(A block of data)
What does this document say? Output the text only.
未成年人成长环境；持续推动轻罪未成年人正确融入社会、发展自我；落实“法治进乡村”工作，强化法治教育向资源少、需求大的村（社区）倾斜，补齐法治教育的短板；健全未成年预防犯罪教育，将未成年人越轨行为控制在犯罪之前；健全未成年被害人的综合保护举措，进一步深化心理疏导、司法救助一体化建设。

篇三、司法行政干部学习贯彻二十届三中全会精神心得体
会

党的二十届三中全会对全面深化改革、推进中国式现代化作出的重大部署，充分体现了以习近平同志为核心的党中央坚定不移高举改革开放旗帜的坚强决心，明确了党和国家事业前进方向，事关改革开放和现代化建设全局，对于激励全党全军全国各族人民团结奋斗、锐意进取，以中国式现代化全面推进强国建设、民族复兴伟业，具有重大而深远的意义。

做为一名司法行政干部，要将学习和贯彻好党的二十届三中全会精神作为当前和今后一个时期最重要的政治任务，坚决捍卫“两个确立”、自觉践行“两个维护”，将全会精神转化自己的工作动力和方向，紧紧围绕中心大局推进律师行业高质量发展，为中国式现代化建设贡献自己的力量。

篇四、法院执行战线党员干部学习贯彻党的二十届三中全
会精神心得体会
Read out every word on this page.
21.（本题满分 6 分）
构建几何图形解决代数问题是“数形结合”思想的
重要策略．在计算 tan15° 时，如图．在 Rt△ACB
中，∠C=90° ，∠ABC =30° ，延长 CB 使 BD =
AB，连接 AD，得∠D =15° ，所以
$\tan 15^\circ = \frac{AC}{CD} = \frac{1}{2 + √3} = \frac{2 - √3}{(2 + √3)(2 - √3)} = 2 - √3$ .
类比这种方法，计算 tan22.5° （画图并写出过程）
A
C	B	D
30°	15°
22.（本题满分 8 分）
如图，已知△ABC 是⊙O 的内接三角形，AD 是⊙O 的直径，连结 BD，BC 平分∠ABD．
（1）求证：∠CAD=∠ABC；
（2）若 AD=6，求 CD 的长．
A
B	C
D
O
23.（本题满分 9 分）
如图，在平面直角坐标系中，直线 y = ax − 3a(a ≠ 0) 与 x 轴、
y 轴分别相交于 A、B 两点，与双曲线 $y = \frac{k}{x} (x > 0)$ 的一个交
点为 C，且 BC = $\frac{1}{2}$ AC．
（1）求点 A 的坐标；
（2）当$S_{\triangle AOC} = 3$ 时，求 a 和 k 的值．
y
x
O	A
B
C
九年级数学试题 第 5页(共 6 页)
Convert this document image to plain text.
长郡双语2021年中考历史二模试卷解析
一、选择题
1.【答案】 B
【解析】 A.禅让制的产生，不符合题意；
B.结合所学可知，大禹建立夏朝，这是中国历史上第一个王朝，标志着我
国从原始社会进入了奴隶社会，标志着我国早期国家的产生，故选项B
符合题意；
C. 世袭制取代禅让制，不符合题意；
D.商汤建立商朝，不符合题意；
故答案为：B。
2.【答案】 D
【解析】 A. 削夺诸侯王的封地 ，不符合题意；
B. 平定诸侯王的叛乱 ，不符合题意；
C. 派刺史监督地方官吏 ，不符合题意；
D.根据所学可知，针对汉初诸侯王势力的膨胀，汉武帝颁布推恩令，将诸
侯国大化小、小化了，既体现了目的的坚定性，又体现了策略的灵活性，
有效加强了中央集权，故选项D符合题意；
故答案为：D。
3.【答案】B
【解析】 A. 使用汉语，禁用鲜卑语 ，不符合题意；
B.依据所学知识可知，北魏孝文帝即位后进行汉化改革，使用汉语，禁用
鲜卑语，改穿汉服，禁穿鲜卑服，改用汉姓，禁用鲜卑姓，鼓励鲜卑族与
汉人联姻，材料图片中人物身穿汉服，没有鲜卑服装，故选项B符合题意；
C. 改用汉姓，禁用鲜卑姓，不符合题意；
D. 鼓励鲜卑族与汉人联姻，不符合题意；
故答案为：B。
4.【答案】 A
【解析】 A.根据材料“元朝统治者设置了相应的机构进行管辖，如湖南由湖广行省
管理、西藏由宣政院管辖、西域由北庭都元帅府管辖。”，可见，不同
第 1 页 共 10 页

## TASK STATEMENT
Return only the number of lines in the entries that contain the string "使用汉语".

## TASK RESULT
2